Written instruction → Restate every line of the material, word for word.

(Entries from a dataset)
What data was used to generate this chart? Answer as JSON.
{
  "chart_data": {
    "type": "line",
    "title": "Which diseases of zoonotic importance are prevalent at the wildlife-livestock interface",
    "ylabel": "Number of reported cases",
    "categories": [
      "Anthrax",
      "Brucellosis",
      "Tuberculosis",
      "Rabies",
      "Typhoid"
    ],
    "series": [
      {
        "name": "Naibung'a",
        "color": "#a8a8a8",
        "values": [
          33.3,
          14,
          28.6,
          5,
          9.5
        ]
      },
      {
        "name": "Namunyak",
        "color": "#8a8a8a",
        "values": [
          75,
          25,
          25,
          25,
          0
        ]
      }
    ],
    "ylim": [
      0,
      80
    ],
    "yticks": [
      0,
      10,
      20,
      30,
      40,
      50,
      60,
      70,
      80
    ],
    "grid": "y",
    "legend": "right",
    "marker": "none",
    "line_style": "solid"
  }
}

Task answer →
What data was used to generate this chart? Answer as JSON.
{
  "chart_data": {
    "type": "line",
    "title": "Which diseases of zoonotic importance are prevalent at the wildlife-livestock interface",
    "ylabel": "Number of reported cases",
    "categories": [
      "Anthrax",
      "Brucellosis",
      "Tuberculosis",
      "Rabies",
      "Typhoid"
    ],
    "series": [
      {
        "name": "Naibung'a",
        "color": "#a8a8a8",
        "values": [
          33.3,
          14,
          28.6,
          5,
          9.5
        ]
      },
      {
        "name": "Namunyak",
        "color": "#8a8a8a",
        "values": [
          75,
          25,
          25,
          25,
          0
        ]
      }
    ],
    "ylim": [
      0,
      80
    ],
    "yticks": [
      0,
      10,
      20,
      30,
      40,
      50,
      60,
      70,
      80
    ],
    "grid": "y",
    "legend": "right",
    "marker": "none",
    "line_style": "solid"
  }
}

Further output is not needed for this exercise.